Goal - Search the material for "What" and show all lines that contain it.

Records for the exercise -
==*==

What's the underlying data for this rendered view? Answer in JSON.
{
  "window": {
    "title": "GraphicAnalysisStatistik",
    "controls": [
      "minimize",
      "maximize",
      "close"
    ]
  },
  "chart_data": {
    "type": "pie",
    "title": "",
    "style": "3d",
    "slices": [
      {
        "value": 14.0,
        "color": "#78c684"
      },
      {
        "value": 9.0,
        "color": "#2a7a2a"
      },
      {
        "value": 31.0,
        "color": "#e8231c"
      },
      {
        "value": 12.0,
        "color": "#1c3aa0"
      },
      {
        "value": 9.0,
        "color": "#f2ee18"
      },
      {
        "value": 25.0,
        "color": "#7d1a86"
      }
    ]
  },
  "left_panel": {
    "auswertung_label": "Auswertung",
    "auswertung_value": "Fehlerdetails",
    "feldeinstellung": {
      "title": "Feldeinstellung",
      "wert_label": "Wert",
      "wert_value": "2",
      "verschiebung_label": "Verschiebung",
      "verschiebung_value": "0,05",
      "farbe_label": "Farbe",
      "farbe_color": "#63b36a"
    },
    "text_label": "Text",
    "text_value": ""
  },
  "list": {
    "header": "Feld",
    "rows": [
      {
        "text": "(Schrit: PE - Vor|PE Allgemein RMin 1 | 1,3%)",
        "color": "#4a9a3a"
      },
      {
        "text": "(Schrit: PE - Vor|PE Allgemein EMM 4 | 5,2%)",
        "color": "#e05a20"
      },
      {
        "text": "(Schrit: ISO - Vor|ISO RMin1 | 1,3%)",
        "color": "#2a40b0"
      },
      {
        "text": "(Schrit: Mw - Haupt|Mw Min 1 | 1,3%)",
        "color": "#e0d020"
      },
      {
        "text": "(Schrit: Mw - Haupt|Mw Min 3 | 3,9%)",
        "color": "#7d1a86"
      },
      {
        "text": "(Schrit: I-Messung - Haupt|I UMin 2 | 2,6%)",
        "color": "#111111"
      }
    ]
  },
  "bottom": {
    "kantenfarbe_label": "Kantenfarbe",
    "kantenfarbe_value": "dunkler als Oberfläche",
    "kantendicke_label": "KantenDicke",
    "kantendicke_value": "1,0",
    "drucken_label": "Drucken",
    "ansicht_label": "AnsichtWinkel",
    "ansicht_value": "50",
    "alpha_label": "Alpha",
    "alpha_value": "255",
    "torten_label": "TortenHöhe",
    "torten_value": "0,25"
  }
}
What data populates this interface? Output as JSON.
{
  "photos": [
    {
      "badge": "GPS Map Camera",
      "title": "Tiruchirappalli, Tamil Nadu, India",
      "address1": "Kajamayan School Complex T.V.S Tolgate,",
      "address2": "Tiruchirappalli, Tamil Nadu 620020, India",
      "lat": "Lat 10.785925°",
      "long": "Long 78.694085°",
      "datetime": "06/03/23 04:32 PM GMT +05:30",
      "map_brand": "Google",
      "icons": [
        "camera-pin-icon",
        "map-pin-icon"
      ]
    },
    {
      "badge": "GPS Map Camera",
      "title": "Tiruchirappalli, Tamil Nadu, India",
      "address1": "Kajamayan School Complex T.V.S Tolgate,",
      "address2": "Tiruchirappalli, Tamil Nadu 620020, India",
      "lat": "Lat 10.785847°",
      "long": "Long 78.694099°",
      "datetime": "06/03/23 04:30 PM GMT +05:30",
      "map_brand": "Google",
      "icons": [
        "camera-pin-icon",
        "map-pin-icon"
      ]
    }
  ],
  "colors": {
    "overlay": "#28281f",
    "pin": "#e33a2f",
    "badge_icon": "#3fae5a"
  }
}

==*==

Solution -
What's the underlying data for this rendered view? Answer in JSON.
What data populates this interface? Output as JSON.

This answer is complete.